» **Texto fornecido**:
☆ ☆ ☆ ☆ ☆ ☆ ☆
Endireitar
Hábitos e rotinas adquiridas durante anos não mudam de um dia para o outro, nem numa semana, ou até num mês. Vencer o despertador foi sempre prenúncio de um dia bom e mesmo sem horários para cumprir o despertador biológico relembra todos os dias que está na hora. A partir das cinco da manhã o sono vai dormir e a cama torna-se desconfortável. Sai um café duplo, bem quente e sem açúcar enquanto vejo o céu pelas janelas, com a Estrela da Manhã a saudar a madrugada, uns quantos aviões a fazerem-se à pista e outros mais tarde a subir acima do sol.
Imersa em pensamentos, fico abalada sempre que o telefone interrompe as horas e o silêncio do despontar da alvorada. As primeiras palavras são tranquilizadoras. Depois oiço a voz combalida da Neta, que me pede se pode ficar comigo, que está com um torcicolo que lhe dói misérias e lhe incapacita os movimentos. Quem sabe até terá de ir ao hospital? “Nada disso, Neta. Ficas com os avós, que a avó trata o torcicolo como o Ferrador do Altinho tratou o meu e ficas boa num instante.” O que é o Ferrador do Altinho, Avó? O que é isso de Ferrador?” Antigamente, quando os agricultores abasteciam os comerciantes ou vendiam directamente nos mercados, alguns traziam os seus produtos em carroças puxadas por cavalos. Como sabes, os cavalos para poderem andar sem magoar as patas, têm de fazer uma “paticure” antes de lhes cravarem as ferraduras na parte dura das unhas para protegerem as patas. As pessoas que faziam este trabalho chamavam-se ferradores. Ora o Altinho é um local que fica entre Belém e Alcântara, ali desde o começo da Rua da Junqueira e sensivelmente até à Cordoaria Nacional. Cerca da zona onde agora se acede à passagem superior que nos leva até ao Maat, funcionava a oficina do Ferrador, onde um senhor já velhote ferrava cavalos e nos tratava as mazelas. Naqueles tempos a osteopatia não era considerada de modo algum nem medicina nem alternativa, e a quem a praticava chamava-se lhe “endireita”.”Endireita? Porquê, avó?” Talvez porque as pessoas que lhe pediam ajuda entrassem tortas e saíssem direitas?” Rimos à ideia de uma qualquer magia prodigiosa que pusesse tudo direito. “Mas sabes, Neta, o velhinho largou o cavalo, limpou as mãos a uma toalha e veio ver o meu pescoço. Era um cenário um tanto tétrico, com pouca luz e o senhor meio enfarruscado olhou para mim sorridente e disse-me “dói muito, não é, menina? Olhe, vai comprar Togal, tomar com chá quente, esfregar a zona dorida com álcool quente e folhas de louro e depois envolver num pano de lã quente. Deite-se e descanse.” Segui o ‘tratamento’ à letra, e não é que umas horas depois tinham passado as dores e a imobilidade? “A sério, Avó? “A sério, e se quiseres trato-te do mesmo modo. "Quero sim, que preciso estar bem para ir à escola.”
☆ ☆ ☆ ☆ ☆ ☆ ☆
Registos retirados de um conjunto de dados
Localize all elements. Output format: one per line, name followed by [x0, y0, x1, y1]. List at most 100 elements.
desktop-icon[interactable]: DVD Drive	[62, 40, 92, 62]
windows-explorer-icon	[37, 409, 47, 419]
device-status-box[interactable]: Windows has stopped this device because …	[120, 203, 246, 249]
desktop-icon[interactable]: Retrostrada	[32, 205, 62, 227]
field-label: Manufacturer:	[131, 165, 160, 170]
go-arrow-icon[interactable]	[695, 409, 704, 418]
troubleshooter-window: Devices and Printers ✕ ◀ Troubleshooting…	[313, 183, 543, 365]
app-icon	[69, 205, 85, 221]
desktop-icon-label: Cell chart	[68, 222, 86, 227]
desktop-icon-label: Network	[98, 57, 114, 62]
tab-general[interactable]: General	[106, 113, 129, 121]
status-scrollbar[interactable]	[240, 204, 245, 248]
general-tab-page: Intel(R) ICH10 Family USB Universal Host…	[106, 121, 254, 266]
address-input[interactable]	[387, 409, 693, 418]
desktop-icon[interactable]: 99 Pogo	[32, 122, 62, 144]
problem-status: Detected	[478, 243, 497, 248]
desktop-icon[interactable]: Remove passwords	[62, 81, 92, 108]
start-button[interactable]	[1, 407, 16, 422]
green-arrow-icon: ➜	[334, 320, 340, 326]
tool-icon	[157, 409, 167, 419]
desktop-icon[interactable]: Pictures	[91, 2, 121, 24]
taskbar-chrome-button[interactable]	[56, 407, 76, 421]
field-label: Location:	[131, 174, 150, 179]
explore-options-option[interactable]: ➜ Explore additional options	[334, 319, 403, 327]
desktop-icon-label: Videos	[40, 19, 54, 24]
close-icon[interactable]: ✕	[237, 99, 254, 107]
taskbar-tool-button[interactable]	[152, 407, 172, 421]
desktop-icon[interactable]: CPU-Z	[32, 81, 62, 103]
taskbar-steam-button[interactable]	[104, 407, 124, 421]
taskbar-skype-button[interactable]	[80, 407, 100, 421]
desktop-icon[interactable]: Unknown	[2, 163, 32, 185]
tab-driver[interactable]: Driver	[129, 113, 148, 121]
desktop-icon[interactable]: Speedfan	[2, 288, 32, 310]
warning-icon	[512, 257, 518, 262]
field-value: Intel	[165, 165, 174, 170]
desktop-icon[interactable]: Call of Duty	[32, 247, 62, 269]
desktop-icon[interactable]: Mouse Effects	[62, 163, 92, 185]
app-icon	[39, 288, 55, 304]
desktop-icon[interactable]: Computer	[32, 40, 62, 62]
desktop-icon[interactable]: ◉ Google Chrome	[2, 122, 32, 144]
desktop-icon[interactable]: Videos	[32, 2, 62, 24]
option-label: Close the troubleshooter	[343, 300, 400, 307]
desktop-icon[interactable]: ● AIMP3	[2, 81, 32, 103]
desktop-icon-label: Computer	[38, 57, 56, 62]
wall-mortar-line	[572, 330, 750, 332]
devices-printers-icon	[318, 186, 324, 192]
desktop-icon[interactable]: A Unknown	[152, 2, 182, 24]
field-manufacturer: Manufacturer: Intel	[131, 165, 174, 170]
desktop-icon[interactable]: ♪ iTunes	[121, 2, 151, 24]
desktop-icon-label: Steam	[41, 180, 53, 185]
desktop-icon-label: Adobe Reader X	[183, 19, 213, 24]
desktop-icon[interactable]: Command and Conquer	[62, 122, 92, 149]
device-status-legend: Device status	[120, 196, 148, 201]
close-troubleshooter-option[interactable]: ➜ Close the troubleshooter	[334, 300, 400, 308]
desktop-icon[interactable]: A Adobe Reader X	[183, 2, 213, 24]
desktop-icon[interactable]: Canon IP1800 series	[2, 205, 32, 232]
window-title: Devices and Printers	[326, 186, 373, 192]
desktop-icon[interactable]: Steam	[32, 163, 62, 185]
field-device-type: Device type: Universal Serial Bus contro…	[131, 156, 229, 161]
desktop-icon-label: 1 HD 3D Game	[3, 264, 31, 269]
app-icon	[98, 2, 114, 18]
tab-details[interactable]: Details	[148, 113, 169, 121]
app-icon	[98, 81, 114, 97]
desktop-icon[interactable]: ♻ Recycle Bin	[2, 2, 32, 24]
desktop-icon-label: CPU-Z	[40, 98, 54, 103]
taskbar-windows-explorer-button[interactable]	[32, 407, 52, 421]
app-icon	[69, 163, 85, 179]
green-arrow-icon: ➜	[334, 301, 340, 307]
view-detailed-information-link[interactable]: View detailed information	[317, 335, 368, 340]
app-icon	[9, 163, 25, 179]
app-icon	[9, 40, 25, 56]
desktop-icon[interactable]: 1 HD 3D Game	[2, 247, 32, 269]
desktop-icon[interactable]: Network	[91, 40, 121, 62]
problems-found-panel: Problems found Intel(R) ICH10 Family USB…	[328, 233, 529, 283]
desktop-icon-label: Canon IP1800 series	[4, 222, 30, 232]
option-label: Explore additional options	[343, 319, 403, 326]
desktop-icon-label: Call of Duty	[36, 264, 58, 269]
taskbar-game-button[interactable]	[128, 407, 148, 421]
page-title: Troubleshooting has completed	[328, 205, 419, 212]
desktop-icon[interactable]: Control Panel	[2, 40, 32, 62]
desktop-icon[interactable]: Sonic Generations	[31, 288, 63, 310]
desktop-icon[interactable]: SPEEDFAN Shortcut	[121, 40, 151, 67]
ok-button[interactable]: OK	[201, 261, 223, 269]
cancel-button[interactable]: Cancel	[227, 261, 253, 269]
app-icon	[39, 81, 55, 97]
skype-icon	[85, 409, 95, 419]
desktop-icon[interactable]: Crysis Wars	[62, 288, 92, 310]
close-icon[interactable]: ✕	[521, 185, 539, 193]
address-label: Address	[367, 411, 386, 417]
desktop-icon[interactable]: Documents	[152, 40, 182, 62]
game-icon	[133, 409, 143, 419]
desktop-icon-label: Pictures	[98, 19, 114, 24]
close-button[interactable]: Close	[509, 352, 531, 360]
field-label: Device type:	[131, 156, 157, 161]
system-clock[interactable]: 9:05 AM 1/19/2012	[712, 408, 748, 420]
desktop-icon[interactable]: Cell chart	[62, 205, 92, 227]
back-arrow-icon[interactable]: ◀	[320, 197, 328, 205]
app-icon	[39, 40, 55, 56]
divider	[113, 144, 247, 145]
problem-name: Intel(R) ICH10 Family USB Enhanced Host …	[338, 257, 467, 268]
☆ ☆ ☆ ☆ ☆ ☆ ☆
» **Sobre o exercício**: Indique, por favor, se cada afirmação abaixo concorda com o texto sobre o torcicolo, respondendo sim ou não e citando as palavras do texto que o decidem. (a) O Altinho fica entre Belém e Alcântara. (b) O café da madrugada é tomado com açúcar. (c) O ferrador mandou tomar Togal com leite quente.

» **Resultado da tarefa**:
(a) Sim: "o Altinho é um local que fica entre Belém e Alcântara".
(b) Não: "Sai um café duplo, bem quente e sem açúcar".
(c) Não: "vai comprar Togal, tomar com chá quente".